-- Start --

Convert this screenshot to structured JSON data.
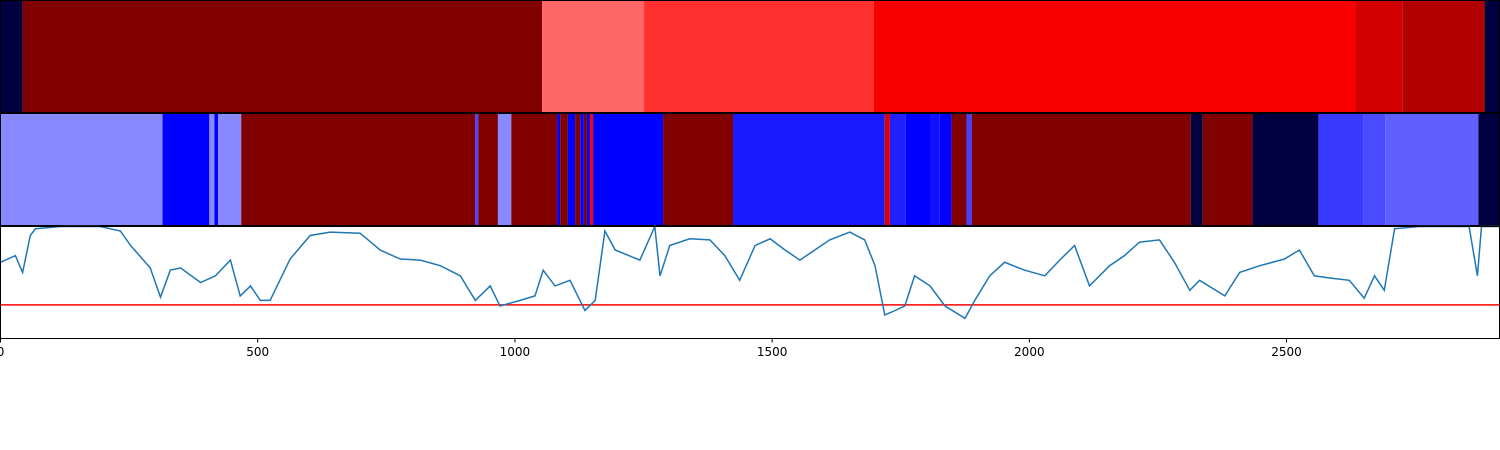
{
  "chart_data": [
    {
      "type": "segments",
      "edges": [
        0,
        43,
        1053,
        1251,
        1698,
        2634,
        2725,
        2885,
        2914
      ],
      "colors": [
        "#000040",
        "#800000",
        "#ff6666",
        "#ff3030",
        "#f80000",
        "#d20000",
        "#b30000",
        "#000040"
      ]
    },
    {
      "type": "segments",
      "edges": [
        0,
        315,
        406,
        416,
        423,
        468,
        923,
        929,
        967,
        993,
        1082,
        1088,
        1103,
        1117,
        1127,
        1134,
        1140,
        1146,
        1152,
        1288,
        1424,
        1719,
        1729,
        1760,
        1808,
        1826,
        1849,
        1878,
        1888,
        2314,
        2337,
        2434,
        2562,
        2650,
        2692,
        2873,
        2914
      ],
      "colors": [
        "#8888ff",
        "#0000ff",
        "#8888ff",
        "#0000ff",
        "#8888ff",
        "#800000",
        "#4444ff",
        "#800000",
        "#8888ff",
        "#800000",
        "#0000ff",
        "#800000",
        "#0000ff",
        "#800000",
        "#0000ff",
        "#800000",
        "#0000ff",
        "#ff0000",
        "#0000ff",
        "#800000",
        "#1a1aff",
        "#e00000",
        "#2020ff",
        "#0000ff",
        "#1010ff",
        "#0000ff",
        "#800000",
        "#4040ff",
        "#800000",
        "#000040",
        "#800000",
        "#000040",
        "#3a3aff",
        "#4a4aff",
        "#6060ff",
        "#000040"
      ]
    },
    {
      "type": "line",
      "color": "#1f77b4",
      "x": [
        0,
        29,
        43,
        58,
        68,
        117,
        194,
        233,
        253,
        291,
        311,
        330,
        350,
        389,
        418,
        447,
        466,
        486,
        505,
        524,
        563,
        602,
        641,
        699,
        738,
        777,
        816,
        855,
        894,
        923,
        952,
        971,
        1010,
        1039,
        1055,
        1078,
        1107,
        1136,
        1156,
        1175,
        1195,
        1243,
        1272,
        1282,
        1301,
        1340,
        1379,
        1408,
        1437,
        1467,
        1496,
        1525,
        1554,
        1583,
        1612,
        1651,
        1680,
        1700,
        1719,
        1739,
        1758,
        1777,
        1807,
        1836,
        1875,
        1894,
        1923,
        1952,
        1991,
        2030,
        2059,
        2088,
        2117,
        2156,
        2185,
        2214,
        2253,
        2282,
        2312,
        2331,
        2380,
        2409,
        2448,
        2496,
        2525,
        2554,
        2584,
        2622,
        2651,
        2671,
        2690,
        2710,
        2758,
        2855,
        2871,
        2879,
        2914
      ],
      "values": [
        0.68,
        0.74,
        0.59,
        0.92,
        0.98,
        1.0,
        1.0,
        0.96,
        0.83,
        0.63,
        0.37,
        0.61,
        0.63,
        0.5,
        0.56,
        0.7,
        0.38,
        0.47,
        0.34,
        0.34,
        0.71,
        0.92,
        0.95,
        0.94,
        0.79,
        0.71,
        0.7,
        0.65,
        0.56,
        0.34,
        0.47,
        0.29,
        0.34,
        0.38,
        0.61,
        0.47,
        0.52,
        0.25,
        0.34,
        0.96,
        0.79,
        0.7,
        1.0,
        0.56,
        0.83,
        0.89,
        0.88,
        0.74,
        0.52,
        0.83,
        0.89,
        0.79,
        0.7,
        0.79,
        0.88,
        0.95,
        0.88,
        0.65,
        0.21,
        0.25,
        0.29,
        0.56,
        0.47,
        0.29,
        0.18,
        0.34,
        0.56,
        0.68,
        0.61,
        0.56,
        0.7,
        0.83,
        0.47,
        0.65,
        0.74,
        0.86,
        0.88,
        0.68,
        0.43,
        0.52,
        0.38,
        0.59,
        0.65,
        0.71,
        0.79,
        0.56,
        0.54,
        0.52,
        0.36,
        0.56,
        0.43,
        0.98,
        1.0,
        1.0,
        0.56,
        1.0,
        1.0
      ],
      "hline": 0.3,
      "hline_color": "#ff0000",
      "xlim": [
        0,
        2914
      ],
      "xticks": [
        0,
        500,
        1000,
        1500,
        2000,
        2500
      ],
      "ylim": [
        0,
        1
      ]
    }
  ]
}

-- End --

> _THE PROBLEM_: From the records given above, reproduce all text exactly and exclude each picture.

> _SOLUTION TO THE PROBLEM_:
Convert this screenshot to structured JSON data.
{
  "chart_data": [
    {
      "type": "segments",
      "edges": [
        0,
        43,
        1053,
        1251,
        1698,
        2634,
        2725,
        2885,
        2914
      ],
      "colors": [
        "#000040",
        "#800000",
        "#ff6666",
        "#ff3030",
        "#f80000",
        "#d20000",
        "#b30000",
        "#000040"
      ]
    },
    {
      "type": "segments",
      "edges": [
        0,
        315,
        406,
        416,
        423,
        468,
        923,
        929,
        967,
        993,
        1082,
        1088,
        1103,
        1117,
        1127,
        1134,
        1140,
        1146,
        1152,
        1288,
        1424,
        1719,
        1729,
        1760,
        1808,
        1826,
        1849,
        1878,
        1888,
        2314,
        2337,
        2434,
        2562,
        2650,
        2692,
        2873,
        2914
      ],
      "colors": [
        "#8888ff",
        "#0000ff",
        "#8888ff",
        "#0000ff",
        "#8888ff",
        "#800000",
        "#4444ff",
        "#800000",
        "#8888ff",
        "#800000",
        "#0000ff",
        "#800000",
        "#0000ff",
        "#800000",
        "#0000ff",
        "#800000",
        "#0000ff",
        "#ff0000",
        "#0000ff",
        "#800000",
        "#1a1aff",
        "#e00000",
        "#2020ff",
        "#0000ff",
        "#1010ff",
        "#0000ff",
        "#800000",
        "#4040ff",
        "#800000",
        "#000040",
        "#800000",
        "#000040",
        "#3a3aff",
        "#4a4aff",
        "#6060ff",
        "#000040"
      ]
    },
    {
      "type": "line",
      "color": "#1f77b4",
      "x": [
        0,
        29,
        43,
        58,
        68,
        117,
        194,
        233,
        253,
        291,
        311,
        330,
        350,
        389,
        418,
        447,
        466,
        486,
        505,
        524,
        563,
        602,
        641,
        699,
        738,
        777,
        816,
        855,
        894,
        923,
        952,
        971,
        1010,
        1039,
        1055,
        1078,
        1107,
        1136,
        1156,
        1175,
        1195,
        1243,
        1272,
        1282,
        1301,
        1340,
        1379,
        1408,
        1437,
        1467,
        1496,
        1525,
        1554,
        1583,
        1612,
        1651,
        1680,
        1700,
        1719,
        1739,
        1758,
        1777,
        1807,
        1836,
        1875,
        1894,
        1923,
        1952,
        1991,
        2030,
        2059,
        2088,
        2117,
        2156,
        2185,
        2214,
        2253,
        2282,
        2312,
        2331,
        2380,
        2409,
        2448,
        2496,
        2525,
        2554,
        2584,
        2622,
        2651,
        2671,
        2690,
        2710,
        2758,
        2855,
        2871,
        2879,
        2914
      ],
      "values": [
        0.68,
        0.74,
        0.59,
        0.92,
        0.98,
        1.0,
        1.0,
        0.96,
        0.83,
        0.63,
        0.37,
        0.61,
        0.63,
        0.5,
        0.56,
        0.7,
        0.38,
        0.47,
        0.34,
        0.34,
        0.71,
        0.92,
        0.95,
        0.94,
        0.79,
        0.71,
        0.7,
        0.65,
        0.56,
        0.34,
        0.47,
        0.29,
        0.34,
        0.38,
        0.61,
        0.47,
        0.52,
        0.25,
        0.34,
        0.96,
        0.79,
        0.7,
        1.0,
        0.56,
        0.83,
        0.89,
        0.88,
        0.74,
        0.52,
        0.83,
        0.89,
        0.79,
        0.7,
        0.79,
        0.88,
        0.95,
        0.88,
        0.65,
        0.21,
        0.25,
        0.29,
        0.56,
        0.47,
        0.29,
        0.18,
        0.34,
        0.56,
        0.68,
        0.61,
        0.56,
        0.7,
        0.83,
        0.47,
        0.65,
        0.74,
        0.86,
        0.88,
        0.68,
        0.43,
        0.52,
        0.38,
        0.59,
        0.65,
        0.71,
        0.79,
        0.56,
        0.54,
        0.52,
        0.36,
        0.56,
        0.43,
        0.98,
        1.0,
        1.0,
        0.56,
        1.0,
        1.0
      ],
      "hline": 0.3,
      "hline_color": "#ff0000",
      "xlim": [
        0,
        2914
      ],
      "xticks": [
        0,
        500,
        1000,
        1500,
        2000,
        2500
      ],
      "ylim": [
        0,
        1
      ]
    }
  ]
}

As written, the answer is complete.